* _ENTRIES PROVIDED_

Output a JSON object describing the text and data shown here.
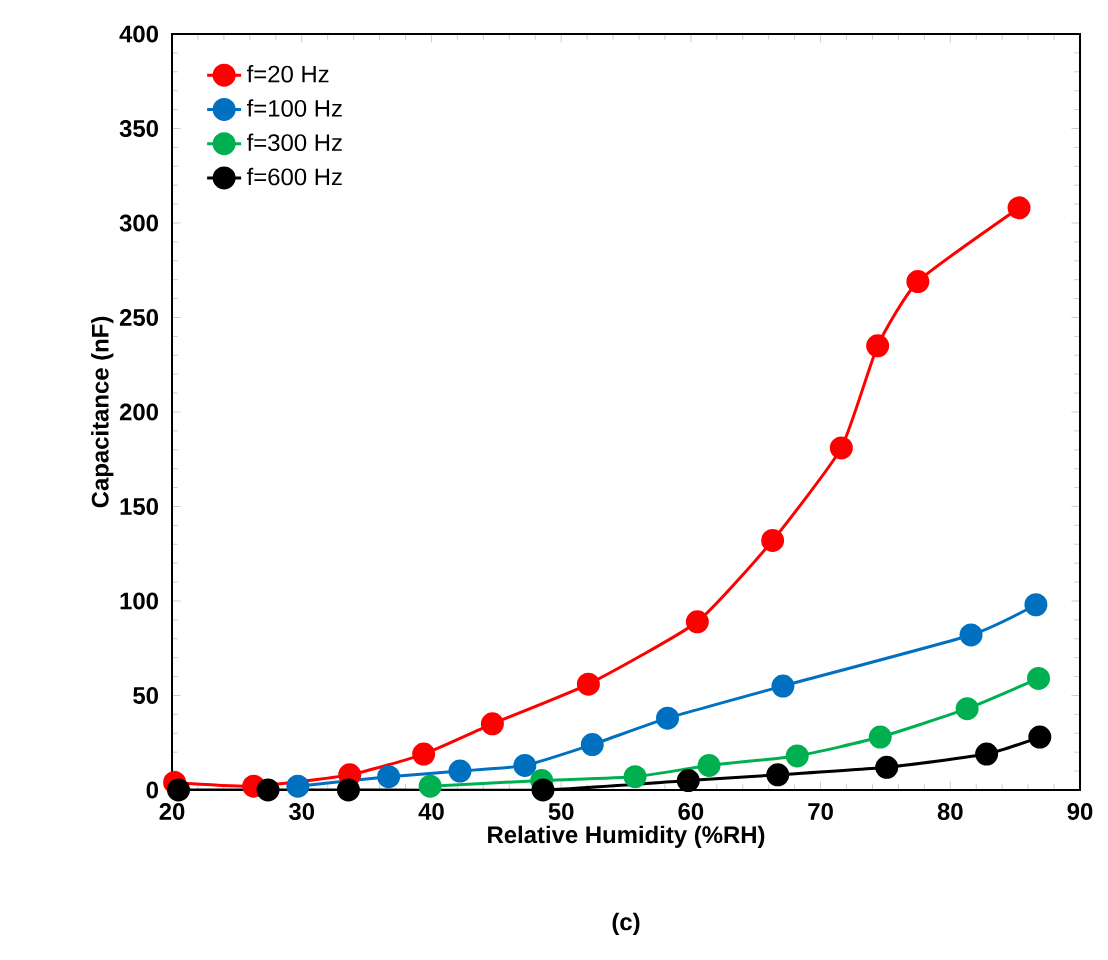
{
  "chart_data": {
    "type": "line",
    "xlabel": "Relative Humidity (%RH)",
    "ylabel": "Capacitance (nF)",
    "annotations": [
      "(c)"
    ],
    "xlim": [
      20,
      90
    ],
    "xticks": [
      20,
      30,
      40,
      50,
      60,
      70,
      80,
      90
    ],
    "ylim": [
      0,
      400
    ],
    "yticks": [
      0,
      50,
      100,
      150,
      200,
      250,
      300,
      350,
      400
    ],
    "legend": "top left",
    "marker": "circle",
    "line_style": "solid",
    "grid": false,
    "series": [
      {
        "name": "f=20 Hz",
        "color": "#ff0000",
        "x": [
          20.2,
          26.3,
          33.7,
          39.4,
          44.7,
          52.1,
          60.5,
          66.3,
          71.6,
          74.4,
          77.5,
          85.3
        ],
        "values": [
          4,
          2,
          8,
          19,
          35,
          56,
          89,
          132,
          181,
          235,
          269,
          308
        ]
      },
      {
        "name": "f=100 Hz",
        "color": "#0070c0",
        "x": [
          29.7,
          36.7,
          42.2,
          47.2,
          52.4,
          58.2,
          67.1,
          81.6,
          86.6
        ],
        "values": [
          2,
          7,
          10,
          13,
          24,
          38,
          55,
          82,
          98
        ]
      },
      {
        "name": "f=300 Hz",
        "color": "#00b050",
        "x": [
          39.9,
          48.5,
          55.7,
          61.4,
          68.2,
          74.6,
          81.3,
          86.8
        ],
        "values": [
          2,
          5,
          7,
          13,
          18,
          28,
          43,
          59
        ]
      },
      {
        "name": "f=600 Hz",
        "color": "#000000",
        "x": [
          20.5,
          27.4,
          33.6,
          48.6,
          59.8,
          66.7,
          75.1,
          82.8,
          86.9
        ],
        "values": [
          0,
          0,
          0,
          0,
          5,
          8,
          12,
          19,
          28
        ]
      }
    ]
  }
}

* _WORK TO BE COMPLETED_
Select the lines from the entries that include the word "color".

* _SOLUTION_
        "color": "#ff0000",
        "color": "#0070c0",
        "color": "#00b050",
        "color": "#000000",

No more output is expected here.